WHAT IS NEEDED: Print every entry, word for word, and skip the images.
>> START
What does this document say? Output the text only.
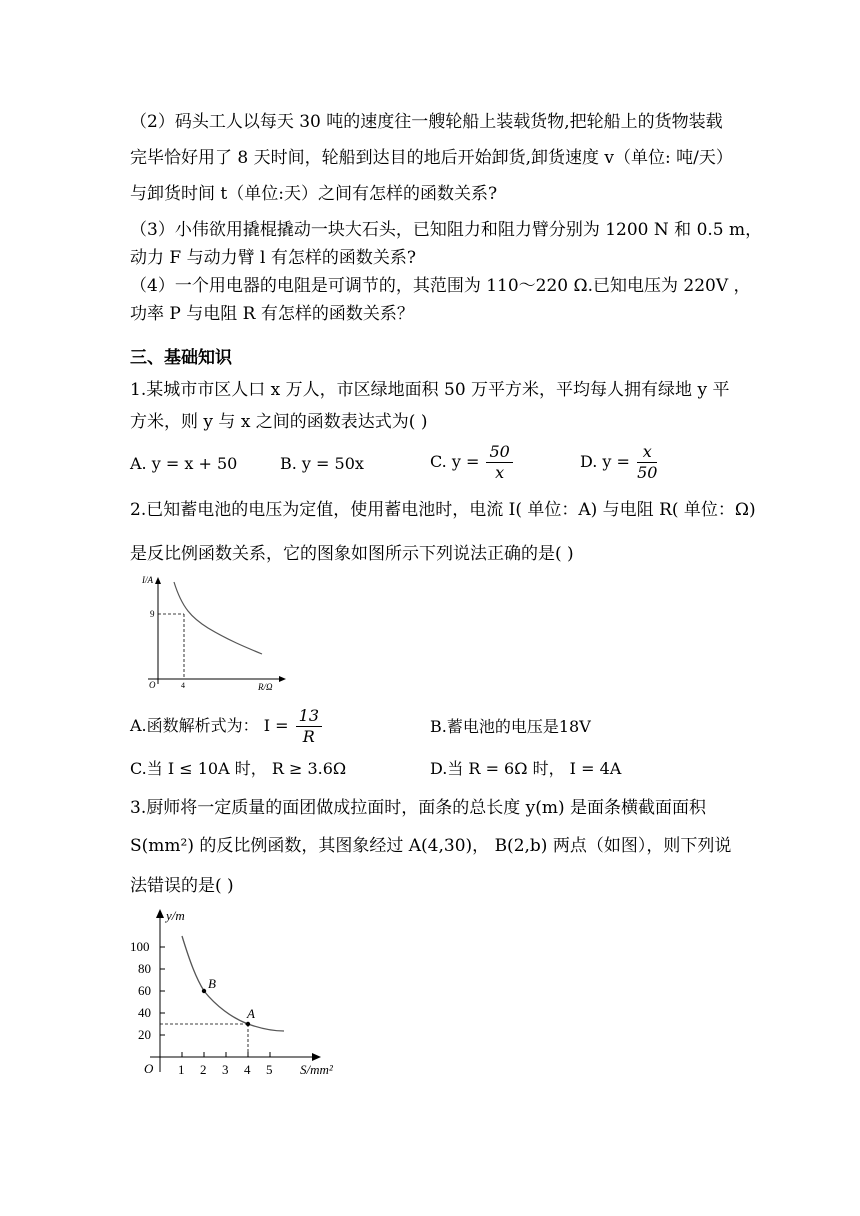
（2）码头工人以每天 30 吨的速度往一艘轮船上装载货物,把轮船上的货物装载
完毕恰好用了 8 天时间，轮船到达目的地后开始卸货,卸货速度 v（单位: 吨/天）
与卸货时间 t（单位:天）之间有怎样的函数关系?
（3）小伟欲用撬棍撬动一块大石头，已知阻力和阻力臂分别为 1200 N 和 0.5 m，
动力 F 与动力臂 l 有怎样的函数关系?
（4）一个用电器的电阻是可调节的，其范围为 110～220 Ω.已知电压为 220V ，
功率 P 与电阻 R 有怎样的函数关系？
三、基础知识
1.某城市市区人口 x 万人，市区绿地面积 50 万平方米，平均每人拥有绿地 y 平
方米，则 y 与 x 之间的函数表达式为( )
A. y = x + 50	B. y = 50x	C. $y = \frac{50}{x}$	D. $y = \frac{x}{50}$
2.已知蓄电池的电压为定值，使用蓄电池时，电流 I( 单位：A) 与电阻 R( 单位：Ω)
是反比例函数关系，它的图象如图所示下列说法正确的是( )
I/A
9
O	4	R/Ω
A.函数解析式为： $I = \frac{13}{R}$	B.蓄电池的电压是18V
C.当 I ≤ 10A 时， R ≥ 3.6Ω	D.当 R = 6Ω 时， I = 4A
3.厨师将一定质量的面团做成拉面时，面条的总长度 y(m) 是面条横截面面积
S(mm²) 的反比例函数，其图象经过 A(4,30)， B(2,b) 两点（如图），则下列说
法错误的是( )
y/m
100
80
60
40
20
O 1 2 3 4 5 S/mm²
B
A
>> END
CORRECT ANSWER:
What does this document say? Output the text only.
（2）码头工人以每天 30 吨的速度往一艘轮船上装载货物,把轮船上的货物装载
完毕恰好用了 8 天时间，轮船到达目的地后开始卸货,卸货速度 v（单位: 吨/天）
与卸货时间 t（单位:天）之间有怎样的函数关系?
（3）小伟欲用撬棍撬动一块大石头，已知阻力和阻力臂分别为 1200 N 和 0.5 m，
动力 F 与动力臂 l 有怎样的函数关系?
（4）一个用电器的电阻是可调节的，其范围为 110～220 Ω.已知电压为 220V ，
功率 P 与电阻 R 有怎样的函数关系？
三、基础知识
1.某城市市区人口 x 万人，市区绿地面积 50 万平方米，平均每人拥有绿地 y 平
方米，则 y 与 x 之间的函数表达式为( )
A. y = x + 50	B. y = 50x	C. $y = \frac{50}{x}$	D. $y = \frac{x}{50}$
2.已知蓄电池的电压为定值，使用蓄电池时，电流 I( 单位：A) 与电阻 R( 单位：Ω)
是反比例函数关系，它的图象如图所示下列说法正确的是( )
I/A
9
O	4	R/Ω
A.函数解析式为： $I = \frac{13}{R}$	B.蓄电池的电压是18V
C.当 I ≤ 10A 时， R ≥ 3.6Ω	D.当 R = 6Ω 时， I = 4A
3.厨师将一定质量的面团做成拉面时，面条的总长度 y(m) 是面条横截面面积
S(mm²) 的反比例函数，其图象经过 A(4,30)， B(2,b) 两点（如图），则下列说
法错误的是( )
y/m
100
80
60
40
20
O 1 2 3 4 5 S/mm²
B
A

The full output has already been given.